EXCERPT:

*-*-*

The most commonly affected bones are pelvis, shoulder, scapula, and clavicle [5]. Only in 30% of the patients, maxillo-facial region is affected [2]. In the maxillo-facial region, the mandible is the most frequently affected [4] and mainly involves the mandibular basal and alveolar region [8] and very rarely temporomandibular joint [9]. However in our case along with mandibular basal bone, ramus and articular surface of left condyle were also affected which is quite rare. Generally, the results of laboratory investigation in these patients are completely within normal limits [3], which were documented in our case as well. Radiographic features play a major role in the diagnosis of massive osteolysis. During the initial stages, the lesion is seen as radiolucent foci restricted within the intramedullary or subcortical regions. These radiolucent foci coalesce and eventually involve the cortex at later stages. Computed tomography plays an important role in evaluating the involvement of facial bones and the skull, and can determine any extension into the base of the skull. Radio isotopic scan often demonstrates increased vascularity during initial stages [9].

*-*-*

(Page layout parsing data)
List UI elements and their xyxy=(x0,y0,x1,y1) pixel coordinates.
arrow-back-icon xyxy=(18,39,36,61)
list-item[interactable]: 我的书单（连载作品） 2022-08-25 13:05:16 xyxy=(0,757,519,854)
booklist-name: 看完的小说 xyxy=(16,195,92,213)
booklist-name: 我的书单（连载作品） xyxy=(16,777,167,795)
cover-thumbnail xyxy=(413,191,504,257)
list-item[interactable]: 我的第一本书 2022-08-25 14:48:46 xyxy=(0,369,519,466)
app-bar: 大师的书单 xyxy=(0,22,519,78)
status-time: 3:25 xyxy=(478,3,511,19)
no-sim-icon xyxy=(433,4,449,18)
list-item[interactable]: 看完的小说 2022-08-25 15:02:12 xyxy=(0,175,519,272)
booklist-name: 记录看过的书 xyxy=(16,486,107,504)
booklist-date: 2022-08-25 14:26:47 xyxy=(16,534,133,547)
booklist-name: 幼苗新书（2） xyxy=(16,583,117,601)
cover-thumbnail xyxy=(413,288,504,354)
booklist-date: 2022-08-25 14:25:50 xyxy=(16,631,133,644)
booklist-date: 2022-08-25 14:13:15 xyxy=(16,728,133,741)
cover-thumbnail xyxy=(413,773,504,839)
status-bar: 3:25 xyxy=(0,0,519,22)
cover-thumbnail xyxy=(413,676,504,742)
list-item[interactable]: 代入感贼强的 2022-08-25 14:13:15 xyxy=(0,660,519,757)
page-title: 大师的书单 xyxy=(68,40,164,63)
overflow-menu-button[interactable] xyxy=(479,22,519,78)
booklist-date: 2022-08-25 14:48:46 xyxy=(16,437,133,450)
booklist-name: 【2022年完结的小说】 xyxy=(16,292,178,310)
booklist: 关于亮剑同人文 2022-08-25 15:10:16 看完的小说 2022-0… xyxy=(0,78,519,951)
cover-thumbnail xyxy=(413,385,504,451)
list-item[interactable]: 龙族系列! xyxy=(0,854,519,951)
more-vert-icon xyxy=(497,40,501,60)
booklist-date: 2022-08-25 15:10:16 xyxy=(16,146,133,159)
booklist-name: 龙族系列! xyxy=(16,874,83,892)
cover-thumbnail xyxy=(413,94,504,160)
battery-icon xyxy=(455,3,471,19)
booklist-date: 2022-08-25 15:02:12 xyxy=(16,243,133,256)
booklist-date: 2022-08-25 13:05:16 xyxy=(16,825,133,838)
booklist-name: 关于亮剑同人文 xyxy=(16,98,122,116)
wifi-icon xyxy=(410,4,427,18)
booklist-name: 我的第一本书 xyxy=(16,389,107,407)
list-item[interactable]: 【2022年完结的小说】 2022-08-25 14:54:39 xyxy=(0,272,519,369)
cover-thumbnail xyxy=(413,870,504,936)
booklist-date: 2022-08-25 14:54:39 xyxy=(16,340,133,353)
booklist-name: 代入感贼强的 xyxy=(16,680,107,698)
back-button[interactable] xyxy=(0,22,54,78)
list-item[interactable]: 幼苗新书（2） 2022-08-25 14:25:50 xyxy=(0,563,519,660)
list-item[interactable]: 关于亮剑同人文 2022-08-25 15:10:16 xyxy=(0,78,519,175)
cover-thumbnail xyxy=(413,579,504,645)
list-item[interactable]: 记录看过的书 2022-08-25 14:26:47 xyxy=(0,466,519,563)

*-*-*

TASK REQUIREMENTS:
1. Answer these questions from the excerpt on massive osteolysis:
(a) Which bones are most commonly affected?
(b) In what share of patients is the maxillo-facial region affected?
(c) What does a radio isotopic scan often demonstrate during the initial stages?
2. Carry on the text on massive osteolysis, starting after its last sentence.

REPLIES:
1.
(a) The pelvis, shoulder, scapula, and clavicle.
(b) Only 30% of patients.
(c) Increased vascularity.

2.
On histopathological examination, lesion in the early stage shows areas of bone resorption characterized by vascular proliferation made up of thin-walled channels that may be capillary or cavernous in nature intermixed with fibrous connective and few chronic inflammatory infiltrates. In the later stages, the areas of bone loss become more collagenized. Our case corresponds to the later stage of the disease as it predominantly shows densely collagenous pauci cellular fibrous tissue entrapped with few blood vessel [3]. Sparcity of osteoclasts, no evidence of repair by new bone formation [3] and absence of areas of active resorption [7] are some of the peculiar features of the disease which correlated with the histopathological findings in our case. Finally to sum up, our case holds good for most of the eight criteria put forth by Heffez et al., [10] for definitive diagnosis of massive osteolysis. The clinical course of massive osteolysis is generally unpredictable, as in some patient it may get arrested and in some patients it may progress to complete disappearance of bone [6]. Treatment modalities illustrated in flow chart below [Table/Fig-15].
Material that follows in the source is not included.